(Items listed in a dataset)
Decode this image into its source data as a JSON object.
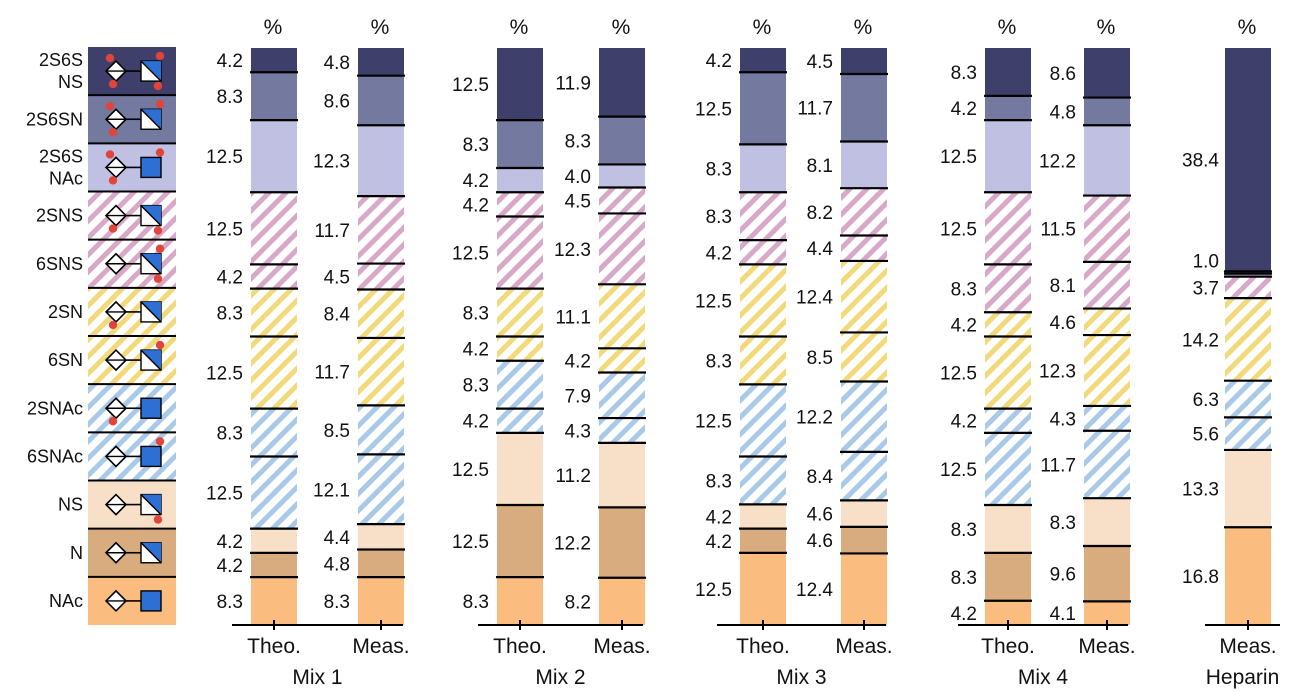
{
  "chart_data": {
    "type": "stacked-bar",
    "unit_label": "%",
    "colors": {
      "2S6SNS": "#3f3f6b",
      "2S6SN": "#74799f",
      "2S6SNAc": "#bfc0e2",
      "2SNS": "#d7a8c7",
      "6SNS": "#d7a8c7",
      "2SN": "#f2d979",
      "6SN": "#f2d979",
      "2SNAc": "#a9c9e8",
      "6SNAc": "#a9c9e8",
      "NS": "#f8dfc7",
      "N": "#d8ac7f",
      "NAc": "#fbbd7f"
    },
    "legend": [
      {
        "key": "2S6SNS",
        "lines": [
          "2S6S",
          "NS"
        ],
        "hatch": false,
        "square": "half",
        "dots": [
          "top",
          "bottom",
          "sq-top",
          "sq-bottom"
        ]
      },
      {
        "key": "2S6SN",
        "lines": [
          "2S6SN"
        ],
        "hatch": false,
        "square": "half",
        "dots": [
          "top",
          "bottom",
          "sq-top"
        ]
      },
      {
        "key": "2S6SNAc",
        "lines": [
          "2S6S",
          "NAc"
        ],
        "hatch": false,
        "square": "full",
        "dots": [
          "top",
          "bottom",
          "sq-top"
        ]
      },
      {
        "key": "2SNS",
        "lines": [
          "2SNS"
        ],
        "hatch": true,
        "square": "half",
        "dots": [
          "bottom",
          "sq-bottom"
        ]
      },
      {
        "key": "6SNS",
        "lines": [
          "6SNS"
        ],
        "hatch": true,
        "square": "half",
        "dots": [
          "sq-top",
          "sq-bottom"
        ]
      },
      {
        "key": "2SN",
        "lines": [
          "2SN"
        ],
        "hatch": true,
        "square": "half",
        "dots": [
          "bottom"
        ]
      },
      {
        "key": "6SN",
        "lines": [
          "6SN"
        ],
        "hatch": true,
        "square": "half",
        "dots": [
          "sq-top"
        ]
      },
      {
        "key": "2SNAc",
        "lines": [
          "2SNAc"
        ],
        "hatch": true,
        "square": "full",
        "dots": [
          "bottom"
        ]
      },
      {
        "key": "6SNAc",
        "lines": [
          "6SNAc"
        ],
        "hatch": true,
        "square": "full",
        "dots": [
          "sq-top"
        ]
      },
      {
        "key": "NS",
        "lines": [
          "NS"
        ],
        "hatch": false,
        "square": "half",
        "dots": [
          "sq-bottom"
        ]
      },
      {
        "key": "N",
        "lines": [
          "N"
        ],
        "hatch": false,
        "square": "half",
        "dots": []
      },
      {
        "key": "NAc",
        "lines": [
          "NAc"
        ],
        "hatch": false,
        "square": "full",
        "dots": []
      }
    ],
    "groups": [
      {
        "name": "Mix 1",
        "bars": [
          {
            "label": "Theo.",
            "values": [
              4.2,
              8.3,
              12.5,
              12.5,
              4.2,
              8.3,
              12.5,
              8.3,
              12.5,
              4.2,
              4.2,
              8.3
            ]
          },
          {
            "label": "Meas.",
            "values": [
              4.8,
              8.6,
              12.3,
              11.7,
              4.5,
              8.4,
              11.7,
              8.5,
              12.1,
              4.4,
              4.8,
              8.3
            ]
          }
        ]
      },
      {
        "name": "Mix 2",
        "bars": [
          {
            "label": "Theo.",
            "values": [
              12.5,
              8.3,
              4.2,
              4.2,
              12.5,
              8.3,
              4.2,
              8.3,
              4.2,
              12.5,
              12.5,
              8.3
            ]
          },
          {
            "label": "Meas.",
            "values": [
              11.9,
              8.3,
              4.0,
              4.5,
              12.3,
              11.1,
              4.2,
              7.9,
              4.3,
              11.2,
              12.2,
              8.2
            ]
          }
        ]
      },
      {
        "name": "Mix 3",
        "bars": [
          {
            "label": "Theo.",
            "values": [
              4.2,
              12.5,
              8.3,
              8.3,
              4.2,
              12.5,
              8.3,
              12.5,
              8.3,
              4.2,
              4.2,
              12.5
            ]
          },
          {
            "label": "Meas.",
            "values": [
              4.5,
              11.7,
              8.1,
              8.2,
              4.4,
              12.4,
              8.5,
              12.2,
              8.4,
              4.6,
              4.6,
              12.4
            ]
          }
        ]
      },
      {
        "name": "Mix 4",
        "bars": [
          {
            "label": "Theo.",
            "values": [
              8.3,
              4.2,
              12.5,
              12.5,
              8.3,
              4.2,
              12.5,
              4.2,
              12.5,
              8.3,
              8.3,
              4.2
            ]
          },
          {
            "label": "Meas.",
            "values": [
              8.6,
              4.8,
              12.2,
              11.5,
              8.1,
              4.6,
              12.3,
              4.3,
              11.7,
              8.3,
              9.6,
              4.1
            ]
          }
        ]
      },
      {
        "name": "Heparin",
        "bars": [
          {
            "label": "Meas.",
            "values": [
              38.4,
              0.4,
              0.5,
              3.7,
              0,
              0,
              14.2,
              6.3,
              5.6,
              13.3,
              0,
              16.8
            ]
          }
        ]
      }
    ],
    "printed_labels": {
      "Heparin": [
        "38.4",
        "1.0",
        "3.7",
        "14.2",
        "6.3",
        "5.6",
        "13.3",
        "16.8"
      ]
    }
  }
}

### The task
Each record above should come back exactly the same, only without its pictures.

### Result below
Decode this image into its source data as a JSON object.
{
  "chart_data": {
    "type": "stacked-bar",
    "unit_label": "%",
    "colors": {
      "2S6SNS": "#3f3f6b",
      "2S6SN": "#74799f",
      "2S6SNAc": "#bfc0e2",
      "2SNS": "#d7a8c7",
      "6SNS": "#d7a8c7",
      "2SN": "#f2d979",
      "6SN": "#f2d979",
      "2SNAc": "#a9c9e8",
      "6SNAc": "#a9c9e8",
      "NS": "#f8dfc7",
      "N": "#d8ac7f",
      "NAc": "#fbbd7f"
    },
    "legend": [
      {
        "key": "2S6SNS",
        "lines": [
          "2S6S",
          "NS"
        ],
        "hatch": false,
        "square": "half",
        "dots": [
          "top",
          "bottom",
          "sq-top",
          "sq-bottom"
        ]
      },
      {
        "key": "2S6SN",
        "lines": [
          "2S6SN"
        ],
        "hatch": false,
        "square": "half",
        "dots": [
          "top",
          "bottom",
          "sq-top"
        ]
      },
      {
        "key": "2S6SNAc",
        "lines": [
          "2S6S",
          "NAc"
        ],
        "hatch": false,
        "square": "full",
        "dots": [
          "top",
          "bottom",
          "sq-top"
        ]
      },
      {
        "key": "2SNS",
        "lines": [
          "2SNS"
        ],
        "hatch": true,
        "square": "half",
        "dots": [
          "bottom",
          "sq-bottom"
        ]
      },
      {
        "key": "6SNS",
        "lines": [
          "6SNS"
        ],
        "hatch": true,
        "square": "half",
        "dots": [
          "sq-top",
          "sq-bottom"
        ]
      },
      {
        "key": "2SN",
        "lines": [
          "2SN"
        ],
        "hatch": true,
        "square": "half",
        "dots": [
          "bottom"
        ]
      },
      {
        "key": "6SN",
        "lines": [
          "6SN"
        ],
        "hatch": true,
        "square": "half",
        "dots": [
          "sq-top"
        ]
      },
      {
        "key": "2SNAc",
        "lines": [
          "2SNAc"
        ],
        "hatch": true,
        "square": "full",
        "dots": [
          "bottom"
        ]
      },
      {
        "key": "6SNAc",
        "lines": [
          "6SNAc"
        ],
        "hatch": true,
        "square": "full",
        "dots": [
          "sq-top"
        ]
      },
      {
        "key": "NS",
        "lines": [
          "NS"
        ],
        "hatch": false,
        "square": "half",
        "dots": [
          "sq-bottom"
        ]
      },
      {
        "key": "N",
        "lines": [
          "N"
        ],
        "hatch": false,
        "square": "half",
        "dots": []
      },
      {
        "key": "NAc",
        "lines": [
          "NAc"
        ],
        "hatch": false,
        "square": "full",
        "dots": []
      }
    ],
    "groups": [
      {
        "name": "Mix 1",
        "bars": [
          {
            "label": "Theo.",
            "values": [
              4.2,
              8.3,
              12.5,
              12.5,
              4.2,
              8.3,
              12.5,
              8.3,
              12.5,
              4.2,
              4.2,
              8.3
            ]
          },
          {
            "label": "Meas.",
            "values": [
              4.8,
              8.6,
              12.3,
              11.7,
              4.5,
              8.4,
              11.7,
              8.5,
              12.1,
              4.4,
              4.8,
              8.3
            ]
          }
        ]
      },
      {
        "name": "Mix 2",
        "bars": [
          {
            "label": "Theo.",
            "values": [
              12.5,
              8.3,
              4.2,
              4.2,
              12.5,
              8.3,
              4.2,
              8.3,
              4.2,
              12.5,
              12.5,
              8.3
            ]
          },
          {
            "label": "Meas.",
            "values": [
              11.9,
              8.3,
              4.0,
              4.5,
              12.3,
              11.1,
              4.2,
              7.9,
              4.3,
              11.2,
              12.2,
              8.2
            ]
          }
        ]
      },
      {
        "name": "Mix 3",
        "bars": [
          {
            "label": "Theo.",
            "values": [
              4.2,
              12.5,
              8.3,
              8.3,
              4.2,
              12.5,
              8.3,
              12.5,
              8.3,
              4.2,
              4.2,
              12.5
            ]
          },
          {
            "label": "Meas.",
            "values": [
              4.5,
              11.7,
              8.1,
              8.2,
              4.4,
              12.4,
              8.5,
              12.2,
              8.4,
              4.6,
              4.6,
              12.4
            ]
          }
        ]
      },
      {
        "name": "Mix 4",
        "bars": [
          {
            "label": "Theo.",
            "values": [
              8.3,
              4.2,
              12.5,
              12.5,
              8.3,
              4.2,
              12.5,
              4.2,
              12.5,
              8.3,
              8.3,
              4.2
            ]
          },
          {
            "label": "Meas.",
            "values": [
              8.6,
              4.8,
              12.2,
              11.5,
              8.1,
              4.6,
              12.3,
              4.3,
              11.7,
              8.3,
              9.6,
              4.1
            ]
          }
        ]
      },
      {
        "name": "Heparin",
        "bars": [
          {
            "label": "Meas.",
            "values": [
              38.4,
              0.4,
              0.5,
              3.7,
              0,
              0,
              14.2,
              6.3,
              5.6,
              13.3,
              0,
              16.8
            ]
          }
        ]
      }
    ],
    "printed_labels": {
      "Heparin": [
        "38.4",
        "1.0",
        "3.7",
        "14.2",
        "6.3",
        "5.6",
        "13.3",
        "16.8"
      ]
    }
  }
}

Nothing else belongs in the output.